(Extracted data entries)

>>

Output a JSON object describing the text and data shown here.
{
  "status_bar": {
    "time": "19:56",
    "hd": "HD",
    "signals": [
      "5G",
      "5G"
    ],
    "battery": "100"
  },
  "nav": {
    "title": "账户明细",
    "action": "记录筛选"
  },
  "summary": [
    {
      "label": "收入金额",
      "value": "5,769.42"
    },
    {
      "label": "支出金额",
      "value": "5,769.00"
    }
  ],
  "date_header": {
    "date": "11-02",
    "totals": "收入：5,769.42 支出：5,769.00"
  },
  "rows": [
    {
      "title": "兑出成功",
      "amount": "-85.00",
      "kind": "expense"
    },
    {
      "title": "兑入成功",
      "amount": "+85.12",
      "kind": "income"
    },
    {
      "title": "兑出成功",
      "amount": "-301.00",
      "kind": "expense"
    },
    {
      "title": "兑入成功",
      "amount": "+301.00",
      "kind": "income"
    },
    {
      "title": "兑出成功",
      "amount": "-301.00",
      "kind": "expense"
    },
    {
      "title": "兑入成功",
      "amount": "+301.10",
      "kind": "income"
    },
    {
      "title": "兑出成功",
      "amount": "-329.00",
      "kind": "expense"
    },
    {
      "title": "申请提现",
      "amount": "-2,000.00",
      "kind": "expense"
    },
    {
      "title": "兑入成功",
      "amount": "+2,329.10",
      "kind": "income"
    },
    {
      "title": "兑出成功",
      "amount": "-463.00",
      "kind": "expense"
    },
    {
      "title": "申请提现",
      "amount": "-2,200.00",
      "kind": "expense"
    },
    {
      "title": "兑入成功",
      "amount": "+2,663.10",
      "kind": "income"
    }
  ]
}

<<
>>

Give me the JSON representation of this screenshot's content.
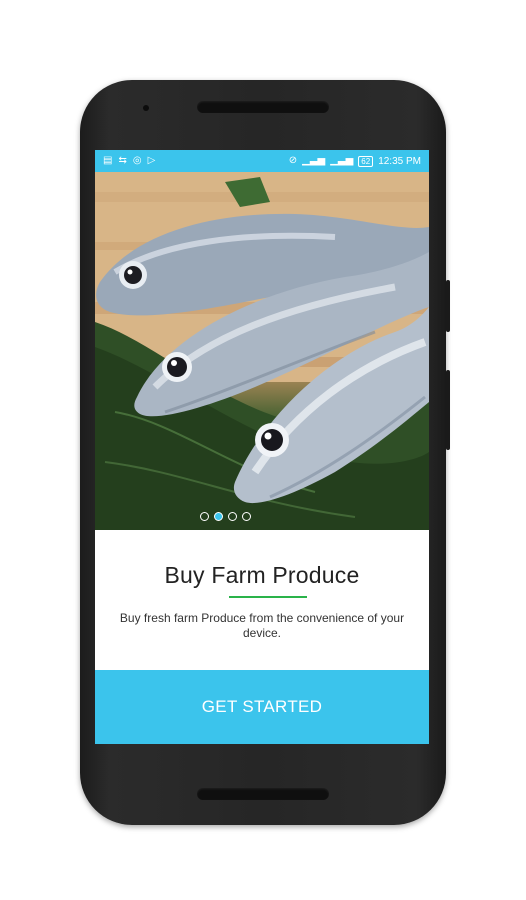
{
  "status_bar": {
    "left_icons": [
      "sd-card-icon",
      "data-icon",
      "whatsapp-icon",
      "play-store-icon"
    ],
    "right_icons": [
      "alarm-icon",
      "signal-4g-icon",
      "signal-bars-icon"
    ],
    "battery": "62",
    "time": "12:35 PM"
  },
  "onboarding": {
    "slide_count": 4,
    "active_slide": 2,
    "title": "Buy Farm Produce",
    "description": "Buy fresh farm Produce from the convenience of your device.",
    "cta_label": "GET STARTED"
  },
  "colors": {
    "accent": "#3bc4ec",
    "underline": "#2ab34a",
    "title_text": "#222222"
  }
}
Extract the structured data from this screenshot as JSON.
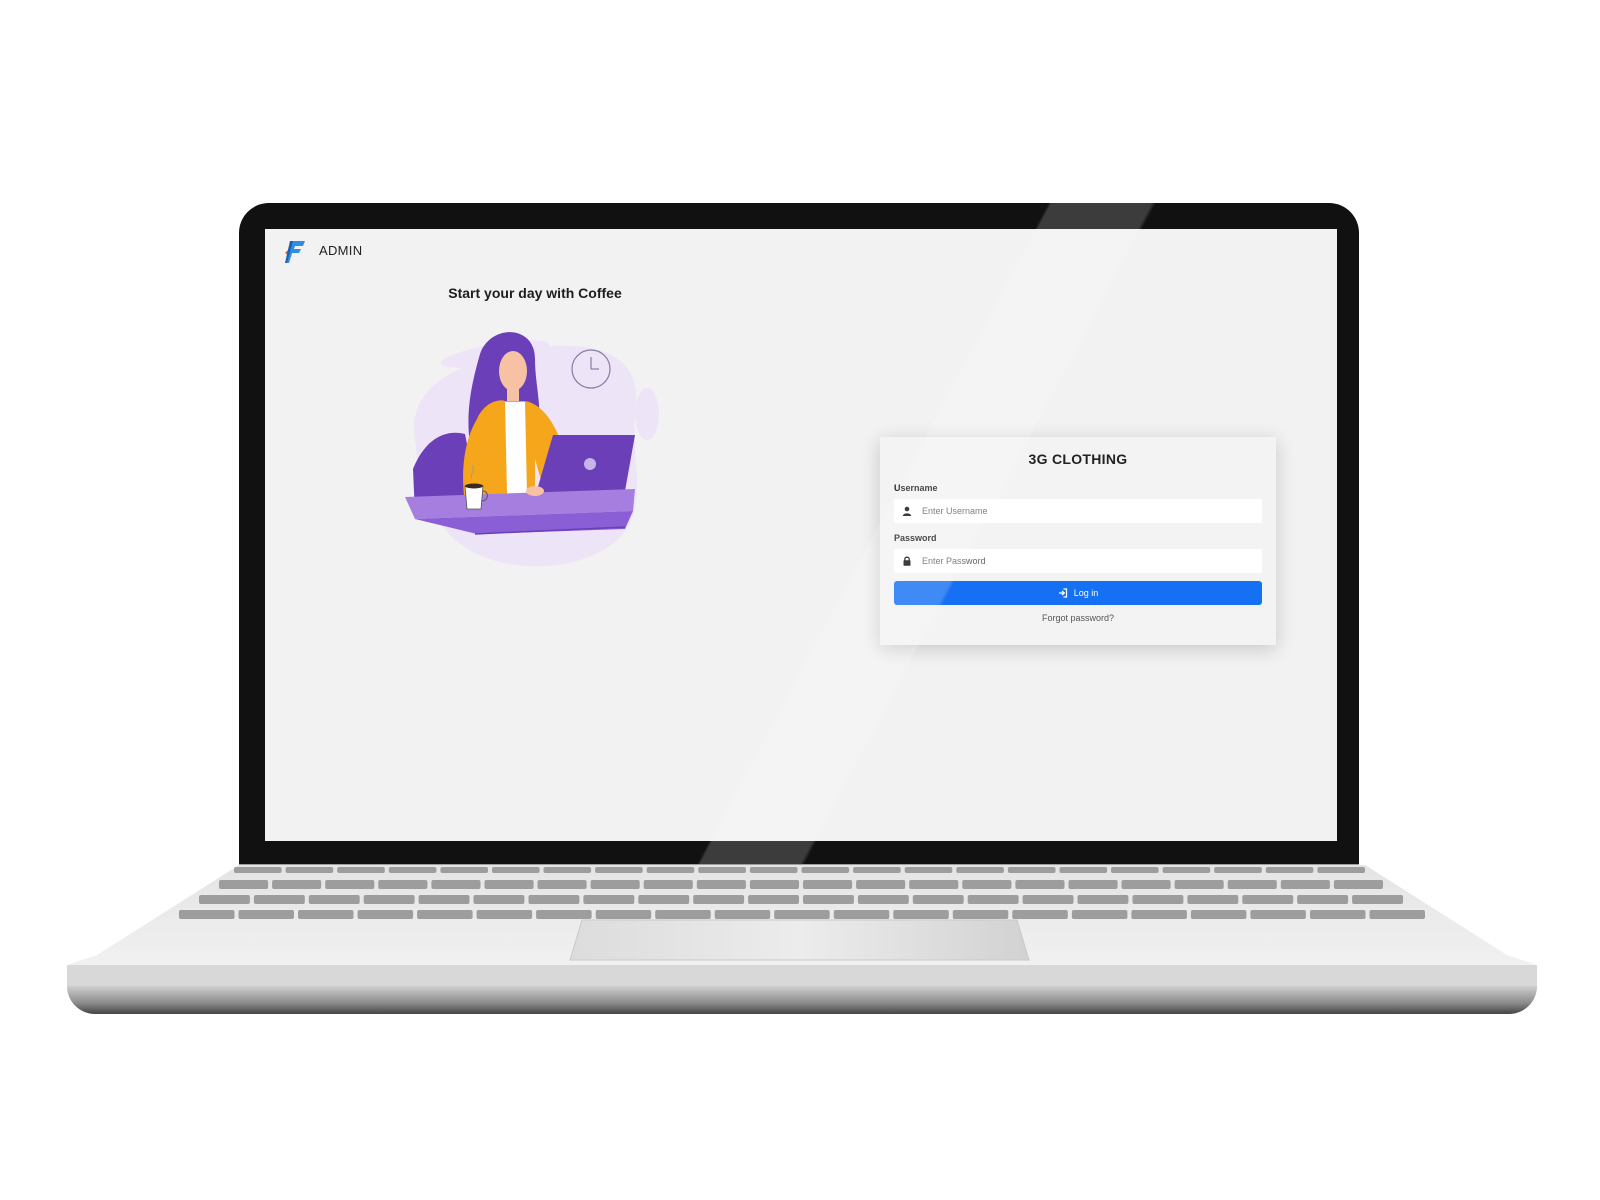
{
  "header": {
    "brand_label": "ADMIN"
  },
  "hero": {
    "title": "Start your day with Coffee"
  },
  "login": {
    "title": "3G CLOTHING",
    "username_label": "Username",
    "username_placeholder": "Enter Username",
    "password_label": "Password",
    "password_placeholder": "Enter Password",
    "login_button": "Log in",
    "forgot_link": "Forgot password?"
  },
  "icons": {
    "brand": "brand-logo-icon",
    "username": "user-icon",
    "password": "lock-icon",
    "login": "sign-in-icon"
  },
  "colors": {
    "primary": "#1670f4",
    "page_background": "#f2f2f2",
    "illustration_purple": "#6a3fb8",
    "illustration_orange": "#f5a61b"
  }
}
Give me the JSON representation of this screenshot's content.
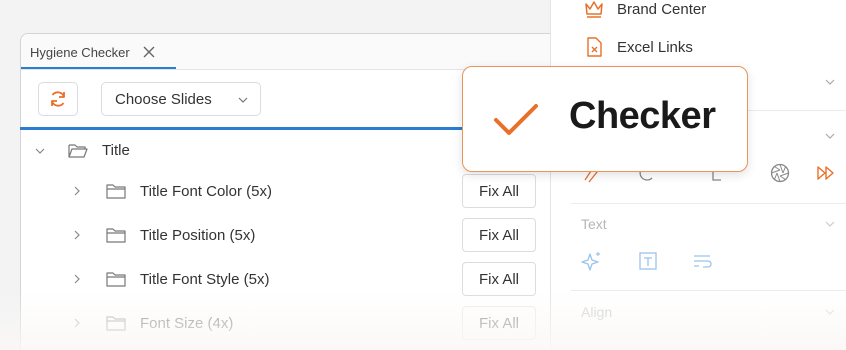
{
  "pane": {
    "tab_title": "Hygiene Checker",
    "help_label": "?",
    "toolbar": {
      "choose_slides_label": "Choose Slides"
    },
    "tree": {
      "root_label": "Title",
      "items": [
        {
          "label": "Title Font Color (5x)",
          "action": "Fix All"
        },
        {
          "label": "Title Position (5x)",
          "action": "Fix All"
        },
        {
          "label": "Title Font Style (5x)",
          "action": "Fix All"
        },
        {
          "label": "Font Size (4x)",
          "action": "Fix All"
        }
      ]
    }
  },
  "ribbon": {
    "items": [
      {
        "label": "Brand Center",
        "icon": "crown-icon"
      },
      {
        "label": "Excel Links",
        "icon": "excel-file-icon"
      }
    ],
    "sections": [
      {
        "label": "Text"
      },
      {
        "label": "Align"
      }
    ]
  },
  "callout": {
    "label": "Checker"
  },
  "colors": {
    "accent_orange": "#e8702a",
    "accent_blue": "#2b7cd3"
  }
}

<<

Find the lines of the material that hold the word "Font" and report their count alone.

3